** start of Recorded information **

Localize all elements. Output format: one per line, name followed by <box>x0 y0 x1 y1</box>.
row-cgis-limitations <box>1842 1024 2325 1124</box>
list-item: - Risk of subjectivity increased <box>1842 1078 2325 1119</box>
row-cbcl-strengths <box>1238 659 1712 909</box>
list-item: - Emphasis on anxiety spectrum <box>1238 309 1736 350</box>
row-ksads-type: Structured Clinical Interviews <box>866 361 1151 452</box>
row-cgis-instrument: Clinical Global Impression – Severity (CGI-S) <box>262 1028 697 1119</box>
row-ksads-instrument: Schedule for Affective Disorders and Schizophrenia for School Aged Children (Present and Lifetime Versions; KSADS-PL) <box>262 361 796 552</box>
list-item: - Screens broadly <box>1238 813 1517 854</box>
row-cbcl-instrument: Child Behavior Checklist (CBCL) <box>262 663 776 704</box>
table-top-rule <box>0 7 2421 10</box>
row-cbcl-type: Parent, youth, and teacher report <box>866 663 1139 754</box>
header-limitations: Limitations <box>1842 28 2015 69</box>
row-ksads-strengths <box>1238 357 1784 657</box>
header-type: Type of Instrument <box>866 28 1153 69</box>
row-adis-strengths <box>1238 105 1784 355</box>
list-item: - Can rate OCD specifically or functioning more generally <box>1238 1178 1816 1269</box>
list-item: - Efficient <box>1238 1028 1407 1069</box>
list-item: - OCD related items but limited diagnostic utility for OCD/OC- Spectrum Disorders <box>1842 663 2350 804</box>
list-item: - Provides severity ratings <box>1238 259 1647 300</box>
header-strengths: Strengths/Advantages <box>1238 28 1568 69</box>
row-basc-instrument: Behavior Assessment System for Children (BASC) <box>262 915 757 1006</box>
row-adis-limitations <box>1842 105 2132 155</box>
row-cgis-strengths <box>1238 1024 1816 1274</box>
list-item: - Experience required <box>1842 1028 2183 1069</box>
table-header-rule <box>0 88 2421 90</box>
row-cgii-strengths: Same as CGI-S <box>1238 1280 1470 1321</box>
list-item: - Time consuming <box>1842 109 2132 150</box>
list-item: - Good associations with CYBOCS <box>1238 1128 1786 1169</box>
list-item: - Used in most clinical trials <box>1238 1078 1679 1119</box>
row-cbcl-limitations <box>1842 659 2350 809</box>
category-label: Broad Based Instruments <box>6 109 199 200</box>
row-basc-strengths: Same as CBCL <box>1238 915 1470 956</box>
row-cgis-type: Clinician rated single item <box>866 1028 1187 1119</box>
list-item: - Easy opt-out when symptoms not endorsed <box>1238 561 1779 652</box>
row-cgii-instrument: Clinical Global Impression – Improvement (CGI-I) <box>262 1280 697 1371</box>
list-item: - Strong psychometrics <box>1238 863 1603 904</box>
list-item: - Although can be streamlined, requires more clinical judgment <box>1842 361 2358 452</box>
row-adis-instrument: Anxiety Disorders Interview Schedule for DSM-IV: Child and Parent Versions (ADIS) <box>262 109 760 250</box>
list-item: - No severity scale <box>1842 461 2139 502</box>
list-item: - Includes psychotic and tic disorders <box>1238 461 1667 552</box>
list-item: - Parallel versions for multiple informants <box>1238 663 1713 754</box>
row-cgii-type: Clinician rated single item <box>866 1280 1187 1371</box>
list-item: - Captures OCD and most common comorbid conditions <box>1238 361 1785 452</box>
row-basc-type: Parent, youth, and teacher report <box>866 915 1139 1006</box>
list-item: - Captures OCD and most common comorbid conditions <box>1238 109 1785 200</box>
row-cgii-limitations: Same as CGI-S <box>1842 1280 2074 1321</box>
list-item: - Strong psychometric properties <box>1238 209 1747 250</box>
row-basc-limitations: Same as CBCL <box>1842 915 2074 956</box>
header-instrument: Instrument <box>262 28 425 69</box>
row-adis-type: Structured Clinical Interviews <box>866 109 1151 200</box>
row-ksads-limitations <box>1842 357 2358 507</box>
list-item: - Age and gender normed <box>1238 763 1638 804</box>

** end of Recorded information **

Direction
Copy the items above word for word, from their first line through the line with "row-adis-strengths <box>1238 105", including both of those lines.

Written answer
Localize all elements. Output format: one per line, name followed by <box>x0 y0 x1 y1</box>.
row-cgis-limitations <box>1842 1024 2325 1124</box>
list-item: - Risk of subjectivity increased <box>1842 1078 2325 1119</box>
row-cbcl-strengths <box>1238 659 1712 909</box>
list-item: - Emphasis on anxiety spectrum <box>1238 309 1736 350</box>
row-ksads-type: Structured Clinical Interviews <box>866 361 1151 452</box>
row-cgis-instrument: Clinical Global Impression – Severity (CGI-S) <box>262 1028 697 1119</box>
row-ksads-instrument: Schedule for Affective Disorders and Schizophrenia for School Aged Children (Present and Lifetime Versions; KSADS-PL) <box>262 361 796 552</box>
list-item: - Screens broadly <box>1238 813 1517 854</box>
row-cbcl-instrument: Child Behavior Checklist (CBCL) <box>262 663 776 704</box>
table-top-rule <box>0 7 2421 10</box>
row-cbcl-type: Parent, youth, and teacher report <box>866 663 1139 754</box>
header-limitations: Limitations <box>1842 28 2015 69</box>
row-ksads-strengths <box>1238 357 1784 657</box>
header-type: Type of Instrument <box>866 28 1153 69</box>
row-adis-strengths <box>1238 105 1784 355</box>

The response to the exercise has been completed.